_Short exercise_
Reproduce the following listing line for line, changing nothing.

○ ○ ○ ○ ○

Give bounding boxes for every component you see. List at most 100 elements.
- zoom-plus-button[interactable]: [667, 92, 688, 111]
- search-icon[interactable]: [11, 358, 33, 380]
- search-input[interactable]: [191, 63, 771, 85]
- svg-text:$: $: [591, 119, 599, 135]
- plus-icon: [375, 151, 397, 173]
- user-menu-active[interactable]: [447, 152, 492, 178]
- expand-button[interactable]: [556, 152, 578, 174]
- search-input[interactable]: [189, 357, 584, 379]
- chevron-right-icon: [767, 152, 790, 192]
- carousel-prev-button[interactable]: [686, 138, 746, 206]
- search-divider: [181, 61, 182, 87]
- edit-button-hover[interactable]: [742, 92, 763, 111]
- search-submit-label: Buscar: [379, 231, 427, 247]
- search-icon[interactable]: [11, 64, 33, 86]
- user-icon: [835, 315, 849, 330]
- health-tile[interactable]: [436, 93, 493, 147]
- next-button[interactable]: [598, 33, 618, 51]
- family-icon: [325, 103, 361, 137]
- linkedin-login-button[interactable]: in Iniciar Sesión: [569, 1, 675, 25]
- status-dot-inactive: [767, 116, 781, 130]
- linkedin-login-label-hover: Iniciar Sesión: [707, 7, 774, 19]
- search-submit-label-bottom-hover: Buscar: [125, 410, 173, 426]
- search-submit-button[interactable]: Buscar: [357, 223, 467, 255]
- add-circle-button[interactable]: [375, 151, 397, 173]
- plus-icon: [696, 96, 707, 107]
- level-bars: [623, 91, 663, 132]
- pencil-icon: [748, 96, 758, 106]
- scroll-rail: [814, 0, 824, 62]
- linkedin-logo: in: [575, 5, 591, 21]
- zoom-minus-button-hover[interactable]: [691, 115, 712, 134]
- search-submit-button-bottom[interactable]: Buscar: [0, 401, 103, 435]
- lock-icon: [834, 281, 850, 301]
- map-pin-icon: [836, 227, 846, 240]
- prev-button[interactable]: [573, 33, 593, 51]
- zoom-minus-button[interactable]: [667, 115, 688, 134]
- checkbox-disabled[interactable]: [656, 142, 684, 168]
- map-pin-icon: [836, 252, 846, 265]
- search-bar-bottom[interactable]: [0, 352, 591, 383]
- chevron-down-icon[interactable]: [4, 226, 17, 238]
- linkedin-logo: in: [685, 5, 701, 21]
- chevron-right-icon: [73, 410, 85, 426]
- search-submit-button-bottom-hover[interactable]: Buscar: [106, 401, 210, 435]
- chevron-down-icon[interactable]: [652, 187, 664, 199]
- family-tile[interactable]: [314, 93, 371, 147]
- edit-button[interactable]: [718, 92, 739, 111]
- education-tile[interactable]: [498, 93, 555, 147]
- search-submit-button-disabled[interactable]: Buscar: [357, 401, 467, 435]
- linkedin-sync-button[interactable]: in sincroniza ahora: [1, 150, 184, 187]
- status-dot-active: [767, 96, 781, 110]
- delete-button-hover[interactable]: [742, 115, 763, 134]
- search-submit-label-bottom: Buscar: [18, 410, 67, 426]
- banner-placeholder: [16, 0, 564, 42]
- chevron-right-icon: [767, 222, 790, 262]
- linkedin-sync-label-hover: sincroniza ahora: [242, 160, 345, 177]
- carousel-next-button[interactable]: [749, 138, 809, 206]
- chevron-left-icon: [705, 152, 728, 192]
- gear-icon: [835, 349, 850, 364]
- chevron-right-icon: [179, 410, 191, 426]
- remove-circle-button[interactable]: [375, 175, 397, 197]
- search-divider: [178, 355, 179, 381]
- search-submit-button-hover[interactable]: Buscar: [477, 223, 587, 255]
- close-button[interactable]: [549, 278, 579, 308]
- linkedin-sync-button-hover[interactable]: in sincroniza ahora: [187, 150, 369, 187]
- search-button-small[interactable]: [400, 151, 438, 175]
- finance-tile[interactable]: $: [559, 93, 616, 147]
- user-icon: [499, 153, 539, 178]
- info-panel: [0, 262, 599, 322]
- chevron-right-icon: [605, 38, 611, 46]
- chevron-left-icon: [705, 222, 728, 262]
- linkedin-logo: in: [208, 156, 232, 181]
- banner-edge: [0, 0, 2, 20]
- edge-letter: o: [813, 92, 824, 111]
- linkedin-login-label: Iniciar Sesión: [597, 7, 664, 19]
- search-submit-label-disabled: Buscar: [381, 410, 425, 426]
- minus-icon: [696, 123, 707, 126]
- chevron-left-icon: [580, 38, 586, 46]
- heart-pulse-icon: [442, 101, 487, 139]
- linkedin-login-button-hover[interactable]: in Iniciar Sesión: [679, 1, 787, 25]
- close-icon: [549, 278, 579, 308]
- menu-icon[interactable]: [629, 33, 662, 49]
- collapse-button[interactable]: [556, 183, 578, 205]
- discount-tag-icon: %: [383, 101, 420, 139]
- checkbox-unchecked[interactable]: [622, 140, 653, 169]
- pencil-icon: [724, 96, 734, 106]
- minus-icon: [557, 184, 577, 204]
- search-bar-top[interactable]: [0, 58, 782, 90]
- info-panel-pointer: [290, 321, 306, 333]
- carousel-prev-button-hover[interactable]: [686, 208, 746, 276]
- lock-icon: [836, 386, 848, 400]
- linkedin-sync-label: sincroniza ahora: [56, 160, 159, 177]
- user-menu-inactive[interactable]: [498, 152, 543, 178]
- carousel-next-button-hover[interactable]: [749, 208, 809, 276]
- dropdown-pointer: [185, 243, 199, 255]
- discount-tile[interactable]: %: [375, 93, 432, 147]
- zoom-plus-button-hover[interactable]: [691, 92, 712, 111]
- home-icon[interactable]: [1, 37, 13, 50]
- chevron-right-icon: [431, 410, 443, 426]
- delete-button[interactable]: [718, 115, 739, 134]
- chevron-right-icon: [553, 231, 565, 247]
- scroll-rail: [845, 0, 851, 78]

○ ○ ○ ○ ○

_Answer_
Give bounding boxes for every component you see. List at most 100 elements.
- zoom-plus-button[interactable]: [667, 92, 688, 111]
- search-icon[interactable]: [11, 358, 33, 380]
- search-input[interactable]: [191, 63, 771, 85]
- svg-text:$: $: [591, 119, 599, 135]
- plus-icon: [375, 151, 397, 173]
- user-menu-active[interactable]: [447, 152, 492, 178]
- expand-button[interactable]: [556, 152, 578, 174]
- search-input[interactable]: [189, 357, 584, 379]
- chevron-right-icon: [767, 152, 790, 192]
- carousel-prev-button[interactable]: [686, 138, 746, 206]
- search-divider: [181, 61, 182, 87]
- edit-button-hover[interactable]: [742, 92, 763, 111]
- search-submit-label: Buscar: [379, 231, 427, 247]
- search-icon[interactable]: [11, 64, 33, 86]
- user-icon: [835, 315, 849, 330]
- health-tile[interactable]: [436, 93, 493, 147]
- next-button[interactable]: [598, 33, 618, 51]
- family-icon: [325, 103, 361, 137]
- linkedin-login-button[interactable]: in Iniciar Sesión: [569, 1, 675, 25]
- status-dot-inactive: [767, 116, 781, 130]
- linkedin-login-label-hover: Iniciar Sesión: [707, 7, 774, 19]
- search-submit-label-bottom-hover: Buscar: [125, 410, 173, 426]
- search-submit-button[interactable]: Buscar: [357, 223, 467, 255]
- add-circle-button[interactable]: [375, 151, 397, 173]
- plus-icon: [696, 96, 707, 107]
- level-bars: [623, 91, 663, 132]
- pencil-icon: [748, 96, 758, 106]
- scroll-rail: [814, 0, 824, 62]
- linkedin-logo: in: [575, 5, 591, 21]
- zoom-minus-button-hover[interactable]: [691, 115, 712, 134]
- search-submit-button-bottom[interactable]: Buscar: [0, 401, 103, 435]
- lock-icon: [834, 281, 850, 301]
- map-pin-icon: [836, 227, 846, 240]
- prev-button[interactable]: [573, 33, 593, 51]
- zoom-minus-button[interactable]: [667, 115, 688, 134]
- checkbox-disabled[interactable]: [656, 142, 684, 168]
- map-pin-icon: [836, 252, 846, 265]
- search-bar-bottom[interactable]: [0, 352, 591, 383]
- chevron-down-icon[interactable]: [4, 226, 17, 238]
- linkedin-logo: in: [685, 5, 701, 21]
- chevron-right-icon: [73, 410, 85, 426]
- search-submit-button-bottom-hover[interactable]: Buscar: [106, 401, 210, 435]
- chevron-down-icon[interactable]: [652, 187, 664, 199]
- family-tile[interactable]: [314, 93, 371, 147]
- edit-button[interactable]: [718, 92, 739, 111]
- education-tile[interactable]: [498, 93, 555, 147]
- search-submit-button-disabled[interactable]: Buscar: [357, 401, 467, 435]
- linkedin-sync-button[interactable]: in sincroniza ahora: [1, 150, 184, 187]
- status-dot-active: [767, 96, 781, 110]
- delete-button-hover[interactable]: [742, 115, 763, 134]
- search-submit-label-bottom: Buscar: [18, 410, 67, 426]
- banner-placeholder: [16, 0, 564, 42]
- chevron-right-icon: [767, 222, 790, 262]
- linkedin-sync-label-hover: sincroniza ahora: [242, 160, 345, 177]
- carousel-next-button[interactable]: [749, 138, 809, 206]
- chevron-left-icon: [705, 152, 728, 192]
- gear-icon: [835, 349, 850, 364]
- chevron-right-icon: [179, 410, 191, 426]
- remove-circle-button[interactable]: [375, 175, 397, 197]
- search-divider: [178, 355, 179, 381]
- search-submit-button-hover[interactable]: Buscar: [477, 223, 587, 255]
- close-button[interactable]: [549, 278, 579, 308]
- linkedin-sync-button-hover[interactable]: in sincroniza ahora: [187, 150, 369, 187]
- search-button-small[interactable]: [400, 151, 438, 175]
- finance-tile[interactable]: $: [559, 93, 616, 147]
- user-icon: [499, 153, 539, 178]
- info-panel: [0, 262, 599, 322]
- chevron-right-icon: [605, 38, 611, 46]
- chevron-left-icon: [705, 222, 728, 262]
- linkedin-logo: in: [208, 156, 232, 181]
- banner-edge: [0, 0, 2, 20]
- edge-letter: o: [813, 92, 824, 111]
- linkedin-login-label: Iniciar Sesión: [597, 7, 664, 19]
- search-submit-label-disabled: Buscar: [381, 410, 425, 426]
- minus-icon: [696, 123, 707, 126]
- chevron-left-icon: [580, 38, 586, 46]
- heart-pulse-icon: [442, 101, 487, 139]
- linkedin-login-button-hover[interactable]: in Iniciar Sesión: [679, 1, 787, 25]
- close-icon: [549, 278, 579, 308]
- menu-icon[interactable]: [629, 33, 662, 49]
- collapse-button[interactable]: [556, 183, 578, 205]
- discount-tag-icon: %: [383, 101, 420, 139]
- checkbox-unchecked[interactable]: [622, 140, 653, 169]
- pencil-icon: [724, 96, 734, 106]
- minus-icon: [557, 184, 577, 204]
- search-bar-top[interactable]: [0, 58, 782, 90]
- info-panel-pointer: [290, 321, 306, 333]
- carousel-prev-button-hover[interactable]: [686, 208, 746, 276]
- lock-icon: [836, 386, 848, 400]
- linkedin-sync-label: sincroniza ahora: [56, 160, 159, 177]
- user-menu-inactive[interactable]: [498, 152, 543, 178]
- carousel-next-button-hover[interactable]: [749, 208, 809, 276]
- dropdown-pointer: [185, 243, 199, 255]
- discount-tile[interactable]: %: [375, 93, 432, 147]
- zoom-plus-button-hover[interactable]: [691, 92, 712, 111]
- home-icon[interactable]: [1, 37, 13, 50]
- chevron-right-icon: [431, 410, 443, 426]
- delete-button[interactable]: [718, 115, 739, 134]
- chevron-right-icon: [553, 231, 565, 247]
- scroll-rail: [845, 0, 851, 78]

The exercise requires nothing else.